From the listing below, extract every line containing "screenshot".

Rows from a dataset
******
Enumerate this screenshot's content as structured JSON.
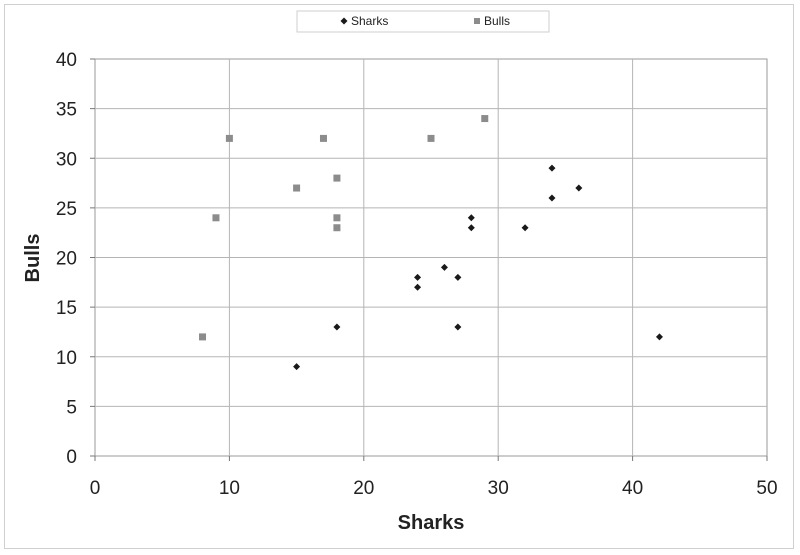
{
  "chart_data": {
    "type": "scatter",
    "title": "",
    "xlabel": "Sharks",
    "ylabel": "Bulls",
    "xlim": [
      0,
      50
    ],
    "ylim": [
      0,
      40
    ],
    "xticks": [
      0,
      10,
      20,
      30,
      40,
      50
    ],
    "yticks": [
      0,
      5,
      10,
      15,
      20,
      25,
      30,
      35,
      40
    ],
    "grid": true,
    "legend_position": "top-center",
    "series": [
      {
        "name": "Sharks",
        "marker": "diamond",
        "color": "#1a1a1a",
        "points": [
          [
            15,
            9
          ],
          [
            18,
            13
          ],
          [
            24,
            17
          ],
          [
            24,
            18
          ],
          [
            26,
            19
          ],
          [
            27,
            18
          ],
          [
            27,
            13
          ],
          [
            28,
            24
          ],
          [
            28,
            23
          ],
          [
            32,
            23
          ],
          [
            34,
            29
          ],
          [
            34,
            26
          ],
          [
            36,
            27
          ],
          [
            42,
            12
          ]
        ]
      },
      {
        "name": "Bulls",
        "marker": "square",
        "color": "#8c8c8c",
        "points": [
          [
            8,
            12
          ],
          [
            9,
            24
          ],
          [
            10,
            32
          ],
          [
            15,
            27
          ],
          [
            17,
            32
          ],
          [
            18,
            28
          ],
          [
            18,
            24
          ],
          [
            18,
            23
          ],
          [
            25,
            32
          ],
          [
            29,
            34
          ]
        ]
      }
    ]
  }
}
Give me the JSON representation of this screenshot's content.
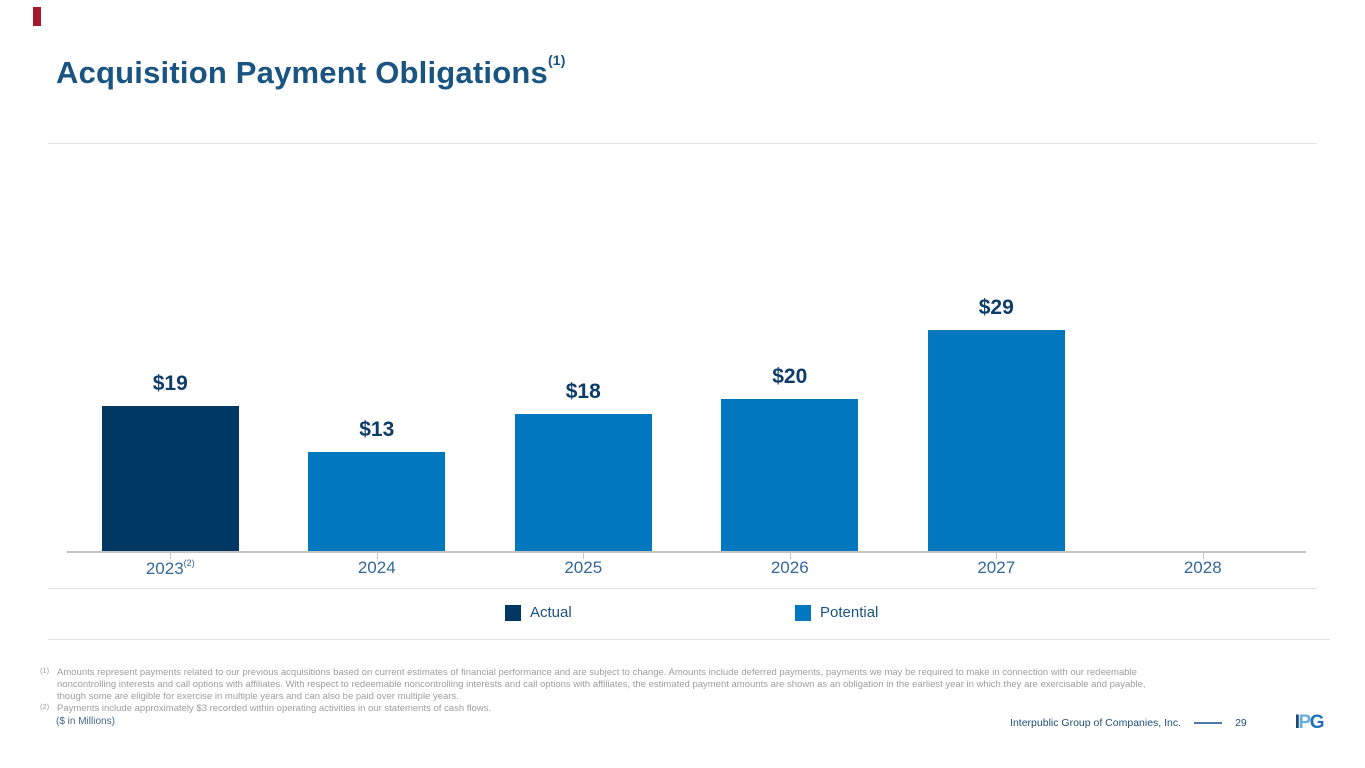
{
  "slide": {
    "title": "Acquisition Payment Obligations",
    "title_superscript": "(1)"
  },
  "accent": {
    "color": "#A6192E"
  },
  "chart_data": {
    "type": "bar",
    "title": "Acquisition Payment Obligations",
    "categories": [
      "2023",
      "2024",
      "2025",
      "2026",
      "2027",
      "2028"
    ],
    "category_superscripts": [
      "(2)",
      "",
      "",
      "",
      "",
      ""
    ],
    "series": [
      {
        "name": "Actual",
        "color": "#003763",
        "values": [
          19,
          null,
          null,
          null,
          null,
          null
        ]
      },
      {
        "name": "Potential",
        "color": "#0077BE",
        "values": [
          null,
          13,
          18,
          20,
          29,
          null
        ]
      }
    ],
    "value_prefix": "$",
    "data_labels": [
      "$19",
      "$13",
      "$18",
      "$20",
      "$29",
      ""
    ],
    "units_note": "($ in Millions)",
    "xlabel": "",
    "ylabel": "",
    "ylim": [
      0,
      30
    ],
    "grid": false,
    "legend_position": "bottom"
  },
  "footnotes": [
    {
      "marker": "(1)",
      "text": "Amounts represent payments related to our previous acquisitions based on current estimates of financial performance and are subject to change. Amounts include deferred payments, payments we may be required to make in connection with our redeemable noncontrolling interests and call options with affiliates. With respect to redeemable noncontrolling interests and call options with affiliates, the estimated payment amounts are shown as an obligation in the earliest year in which they are exercisable and payable, though some are eligible for exercise in multiple years and can also be paid over multiple years."
    },
    {
      "marker": "(2)",
      "text": "Payments include approximately $3 recorded within operating activities in our statements of cash flows."
    }
  ],
  "footer": {
    "units": "($ in Millions)",
    "company": "Interpublic Group of Companies, Inc.",
    "page": "29",
    "logo_letters": [
      {
        "char": "I",
        "color": "#15497B"
      },
      {
        "char": "P",
        "color": "#65ABDC"
      },
      {
        "char": "G",
        "color": "#1D70B7"
      }
    ]
  },
  "colors": {
    "title": "#1A5480",
    "value_label": "#0D3C69",
    "axis_label": "#35689A",
    "axis_line": "#C4C4C4",
    "divider": "#E2E2E2",
    "footnote_text": "#9E9E9E"
  }
}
******
WRITTEN SOLUTION:
Enumerate this screenshot's content as structured JSON.
Give me the JSON representation of this screenshot's content.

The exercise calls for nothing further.